- [Task description]:
Skip the pictures. Repeat everything else in the records word for word.

- [Data section]:

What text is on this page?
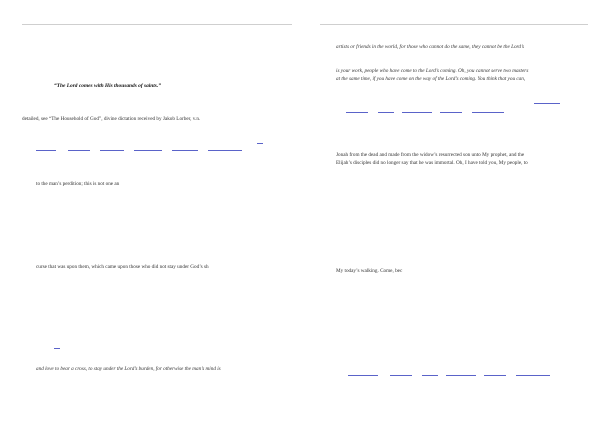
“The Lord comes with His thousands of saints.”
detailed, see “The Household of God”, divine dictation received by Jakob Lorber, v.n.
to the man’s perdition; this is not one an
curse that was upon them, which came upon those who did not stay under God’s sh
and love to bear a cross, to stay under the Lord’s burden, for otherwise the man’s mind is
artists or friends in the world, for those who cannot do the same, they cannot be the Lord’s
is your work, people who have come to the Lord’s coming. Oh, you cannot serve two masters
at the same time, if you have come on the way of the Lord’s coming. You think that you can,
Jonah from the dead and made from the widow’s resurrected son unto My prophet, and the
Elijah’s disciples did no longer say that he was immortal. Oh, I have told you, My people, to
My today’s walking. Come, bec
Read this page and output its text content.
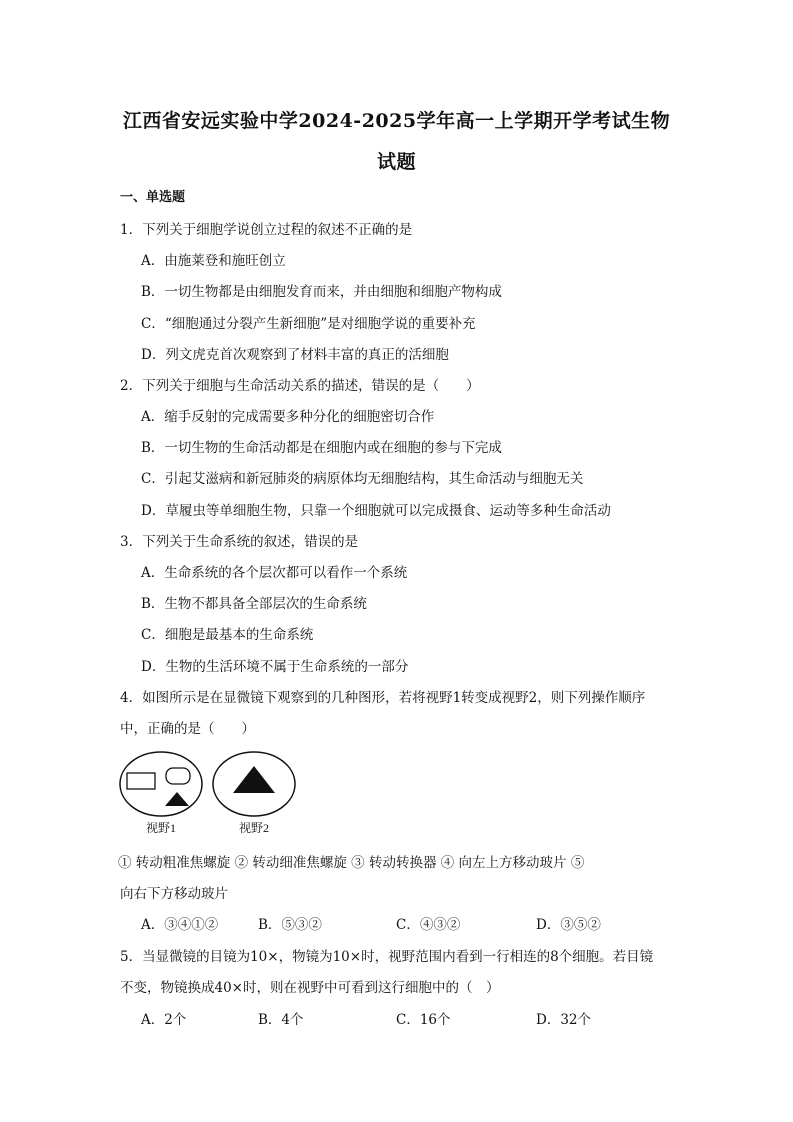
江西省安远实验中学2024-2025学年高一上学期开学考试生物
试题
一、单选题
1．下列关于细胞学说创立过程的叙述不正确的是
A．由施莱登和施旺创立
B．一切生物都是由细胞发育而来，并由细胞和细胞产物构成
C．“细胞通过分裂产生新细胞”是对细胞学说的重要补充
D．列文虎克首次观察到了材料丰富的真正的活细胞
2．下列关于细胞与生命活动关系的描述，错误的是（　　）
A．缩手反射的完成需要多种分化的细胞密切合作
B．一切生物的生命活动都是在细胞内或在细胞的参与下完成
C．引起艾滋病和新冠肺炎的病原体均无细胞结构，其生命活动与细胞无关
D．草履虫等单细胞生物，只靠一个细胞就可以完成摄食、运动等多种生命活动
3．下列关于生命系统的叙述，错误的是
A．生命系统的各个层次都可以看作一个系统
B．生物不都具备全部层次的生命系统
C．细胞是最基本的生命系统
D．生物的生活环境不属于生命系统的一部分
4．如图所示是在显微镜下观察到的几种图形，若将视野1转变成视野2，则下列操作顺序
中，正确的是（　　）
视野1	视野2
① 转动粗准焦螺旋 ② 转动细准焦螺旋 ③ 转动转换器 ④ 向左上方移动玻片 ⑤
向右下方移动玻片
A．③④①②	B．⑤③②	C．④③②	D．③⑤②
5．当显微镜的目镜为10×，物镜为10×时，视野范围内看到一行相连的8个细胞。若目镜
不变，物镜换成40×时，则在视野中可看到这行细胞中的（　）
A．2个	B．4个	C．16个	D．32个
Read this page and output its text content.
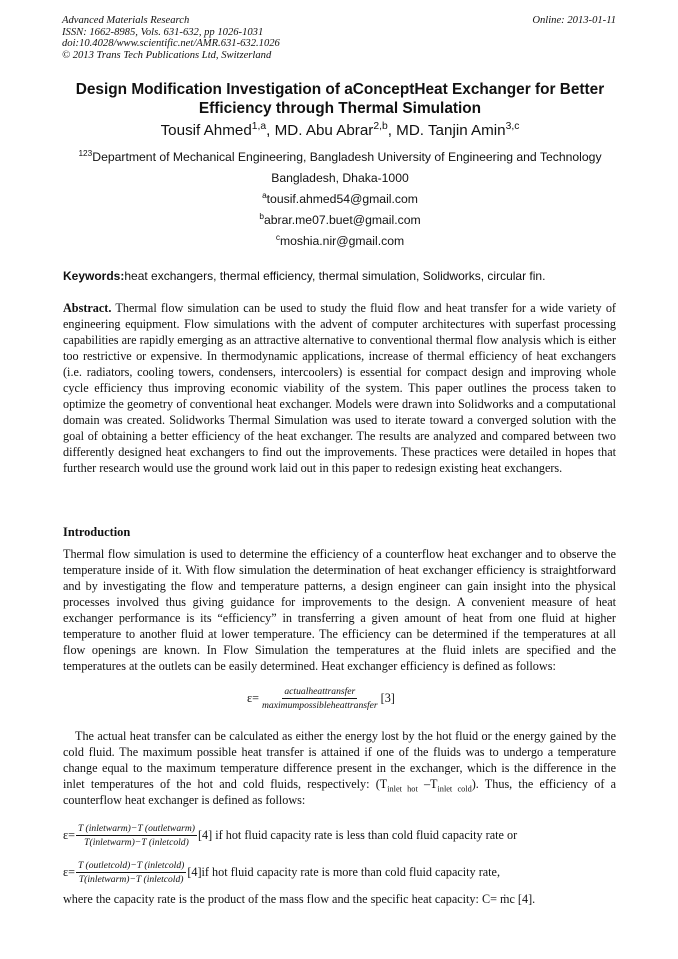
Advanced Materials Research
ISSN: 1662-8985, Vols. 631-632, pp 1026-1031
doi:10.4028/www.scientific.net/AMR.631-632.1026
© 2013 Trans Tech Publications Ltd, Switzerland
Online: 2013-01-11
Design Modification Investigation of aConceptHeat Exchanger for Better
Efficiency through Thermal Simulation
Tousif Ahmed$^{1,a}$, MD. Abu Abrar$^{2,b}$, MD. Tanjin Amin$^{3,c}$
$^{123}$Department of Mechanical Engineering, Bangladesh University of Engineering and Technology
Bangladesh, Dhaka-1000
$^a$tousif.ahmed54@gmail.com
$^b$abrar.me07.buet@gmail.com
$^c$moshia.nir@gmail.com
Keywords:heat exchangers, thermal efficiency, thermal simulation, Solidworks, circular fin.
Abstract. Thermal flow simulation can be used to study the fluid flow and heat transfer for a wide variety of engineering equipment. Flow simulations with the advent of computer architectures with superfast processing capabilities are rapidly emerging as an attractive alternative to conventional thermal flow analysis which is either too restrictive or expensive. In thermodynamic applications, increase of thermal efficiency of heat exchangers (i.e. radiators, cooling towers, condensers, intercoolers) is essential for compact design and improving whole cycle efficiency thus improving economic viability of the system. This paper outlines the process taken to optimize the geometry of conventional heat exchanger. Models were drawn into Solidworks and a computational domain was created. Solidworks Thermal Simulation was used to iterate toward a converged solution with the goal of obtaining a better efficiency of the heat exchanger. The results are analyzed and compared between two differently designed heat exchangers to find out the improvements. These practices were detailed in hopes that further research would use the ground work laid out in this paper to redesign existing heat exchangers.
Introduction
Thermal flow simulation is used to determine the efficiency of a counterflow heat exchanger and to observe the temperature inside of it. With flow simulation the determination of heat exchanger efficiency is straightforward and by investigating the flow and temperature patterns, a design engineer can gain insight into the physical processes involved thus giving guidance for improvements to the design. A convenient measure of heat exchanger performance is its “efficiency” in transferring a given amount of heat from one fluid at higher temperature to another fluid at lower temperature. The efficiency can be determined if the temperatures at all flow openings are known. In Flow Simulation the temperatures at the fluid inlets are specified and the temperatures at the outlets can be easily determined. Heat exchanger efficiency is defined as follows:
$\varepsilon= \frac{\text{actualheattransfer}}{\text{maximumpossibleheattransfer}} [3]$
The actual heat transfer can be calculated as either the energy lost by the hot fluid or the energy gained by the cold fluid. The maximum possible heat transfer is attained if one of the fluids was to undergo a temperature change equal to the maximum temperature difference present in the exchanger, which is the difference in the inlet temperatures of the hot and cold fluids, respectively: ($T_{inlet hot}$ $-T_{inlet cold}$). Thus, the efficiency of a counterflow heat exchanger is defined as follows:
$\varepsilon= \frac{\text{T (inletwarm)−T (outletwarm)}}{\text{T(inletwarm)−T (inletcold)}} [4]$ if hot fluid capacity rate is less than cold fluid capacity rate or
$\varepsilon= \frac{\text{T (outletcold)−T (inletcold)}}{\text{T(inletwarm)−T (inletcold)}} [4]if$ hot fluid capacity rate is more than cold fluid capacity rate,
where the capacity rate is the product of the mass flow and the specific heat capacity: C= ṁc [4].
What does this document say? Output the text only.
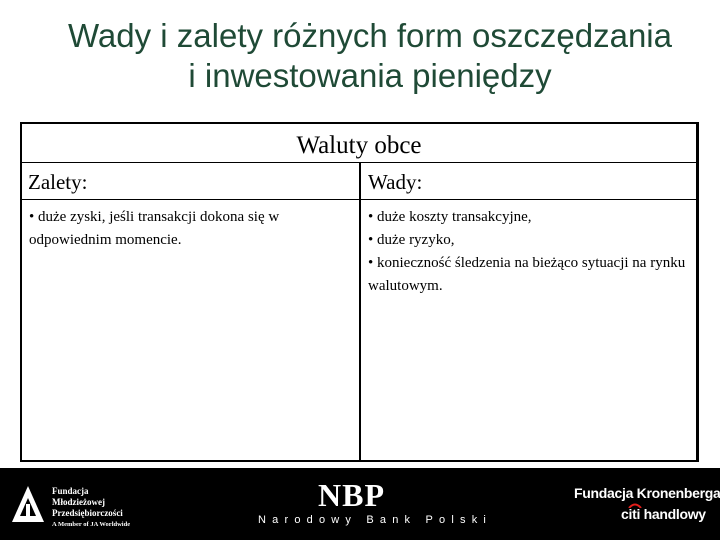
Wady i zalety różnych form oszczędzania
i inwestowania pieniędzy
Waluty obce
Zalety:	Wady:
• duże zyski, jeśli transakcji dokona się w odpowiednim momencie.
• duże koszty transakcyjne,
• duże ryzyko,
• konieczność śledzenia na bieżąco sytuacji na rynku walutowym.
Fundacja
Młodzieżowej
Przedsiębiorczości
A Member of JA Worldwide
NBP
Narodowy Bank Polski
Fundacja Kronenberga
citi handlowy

- [Response to this task]:
What text is on this page?
“The Lord comes with His thousands of saints.”
detailed, see “The Household of God”, divine dictation received by Jakob Lorber, v.n.
to the man’s perdition; this is not one an
curse that was upon them, which came upon those who did not stay under God’s sh
and love to bear a cross, to stay under the Lord’s burden, for otherwise the man’s mind is
artists or friends in the world, for those who cannot do the same, they cannot be the Lord’s
is your work, people who have come to the Lord’s coming. Oh, you cannot serve two masters
at the same time, if you have come on the way of the Lord’s coming. You think that you can,
Jonah from the dead and made from the widow’s resurrected son unto My prophet, and the
Elijah’s disciples did no longer say that he was immortal. Oh, I have told you, My people, to
My today’s walking. Come, bec
Read this page and output its text content.
江西省安远实验中学2024-2025学年高一上学期开学考试生物
试题
一、单选题
1．下列关于细胞学说创立过程的叙述不正确的是
A．由施莱登和施旺创立
B．一切生物都是由细胞发育而来，并由细胞和细胞产物构成
C．“细胞通过分裂产生新细胞”是对细胞学说的重要补充
D．列文虎克首次观察到了材料丰富的真正的活细胞
2．下列关于细胞与生命活动关系的描述，错误的是（　　）
A．缩手反射的完成需要多种分化的细胞密切合作
B．一切生物的生命活动都是在细胞内或在细胞的参与下完成
C．引起艾滋病和新冠肺炎的病原体均无细胞结构，其生命活动与细胞无关
D．草履虫等单细胞生物，只靠一个细胞就可以完成摄食、运动等多种生命活动
3．下列关于生命系统的叙述，错误的是
A．生命系统的各个层次都可以看作一个系统
B．生物不都具备全部层次的生命系统
C．细胞是最基本的生命系统
D．生物的生活环境不属于生命系统的一部分
4．如图所示是在显微镜下观察到的几种图形，若将视野1转变成视野2，则下列操作顺序
中，正确的是（　　）
视野1	视野2
① 转动粗准焦螺旋 ② 转动细准焦螺旋 ③ 转动转换器 ④ 向左上方移动玻片 ⑤
向右下方移动玻片
A．③④①②	B．⑤③②	C．④③②	D．③⑤②
5．当显微镜的目镜为10×，物镜为10×时，视野范围内看到一行相连的8个细胞。若目镜
不变，物镜换成40×时，则在视野中可看到这行细胞中的（　）
A．2个	B．4个	C．16个	D．32个
Read this page and output its text content.
Advanced Materials Research
ISSN: 1662-8985, Vols. 631-632, pp 1026-1031
doi:10.4028/www.scientific.net/AMR.631-632.1026
© 2013 Trans Tech Publications Ltd, Switzerland
Online: 2013-01-11
Design Modification Investigation of aConceptHeat Exchanger for Better
Efficiency through Thermal Simulation
Tousif Ahmed$^{1,a}$, MD. Abu Abrar$^{2,b}$, MD. Tanjin Amin$^{3,c}$
$^{123}$Department of Mechanical Engineering, Bangladesh University of Engineering and Technology
Bangladesh, Dhaka-1000
$^a$tousif.ahmed54@gmail.com
$^b$abrar.me07.buet@gmail.com
$^c$moshia.nir@gmail.com
Keywords:heat exchangers, thermal efficiency, thermal simulation, Solidworks, circular fin.
Abstract. Thermal flow simulation can be used to study the fluid flow and heat transfer for a wide variety of engineering equipment. Flow simulations with the advent of computer architectures with superfast processing capabilities are rapidly emerging as an attractive alternative to conventional thermal flow analysis which is either too restrictive or expensive. In thermodynamic applications, increase of thermal efficiency of heat exchangers (i.e. radiators, cooling towers, condensers, intercoolers) is essential for compact design and improving whole cycle efficiency thus improving economic viability of the system. This paper outlines the process taken to optimize the geometry of conventional heat exchanger. Models were drawn into Solidworks and a computational domain was created. Solidworks Thermal Simulation was used to iterate toward a converged solution with the goal of obtaining a better efficiency of the heat exchanger. The results are analyzed and compared between two differently designed heat exchangers to find out the improvements. These practices were detailed in hopes that further research would use the ground work laid out in this paper to redesign existing heat exchangers.
Introduction
Thermal flow simulation is used to determine the efficiency of a counterflow heat exchanger and to observe the temperature inside of it. With flow simulation the determination of heat exchanger efficiency is straightforward and by investigating the flow and temperature patterns, a design engineer can gain insight into the physical processes involved thus giving guidance for improvements to the design. A convenient measure of heat exchanger performance is its “efficiency” in transferring a given amount of heat from one fluid at higher temperature to another fluid at lower temperature. The efficiency can be determined if the temperatures at all flow openings are known. In Flow Simulation the temperatures at the fluid inlets are specified and the temperatures at the outlets can be easily determined. Heat exchanger efficiency is defined as follows:
$\varepsilon= \frac{\text{actualheattransfer}}{\text{maximumpossibleheattransfer}} [3]$
The actual heat transfer can be calculated as either the energy lost by the hot fluid or the energy gained by the cold fluid. The maximum possible heat transfer is attained if one of the fluids was to undergo a temperature change equal to the maximum temperature difference present in the exchanger, which is the difference in the inlet temperatures of the hot and cold fluids, respectively: ($T_{inlet hot}$ $-T_{inlet cold}$). Thus, the efficiency of a counterflow heat exchanger is defined as follows:
$\varepsilon= \frac{\text{T (inletwarm)−T (outletwarm)}}{\text{T(inletwarm)−T (inletcold)}} [4]$ if hot fluid capacity rate is less than cold fluid capacity rate or
$\varepsilon= \frac{\text{T (outletcold)−T (inletcold)}}{\text{T(inletwarm)−T (inletcold)}} [4]if$ hot fluid capacity rate is more than cold fluid capacity rate,
where the capacity rate is the product of the mass flow and the specific heat capacity: C= ṁc [4].
What does this document say? Output the text only.
Wady i zalety różnych form oszczędzania
i inwestowania pieniędzy
Waluty obce
Zalety:	Wady:
• duże zyski, jeśli transakcji dokona się w odpowiednim momencie.
• duże koszty transakcyjne,
• duże ryzyko,
• konieczność śledzenia na bieżąco sytuacji na rynku walutowym.
Fundacja
Młodzieżowej
Przedsiębiorczości
A Member of JA Worldwide
NBP
Narodowy Bank Polski
Fundacja Kronenberga
citi handlowy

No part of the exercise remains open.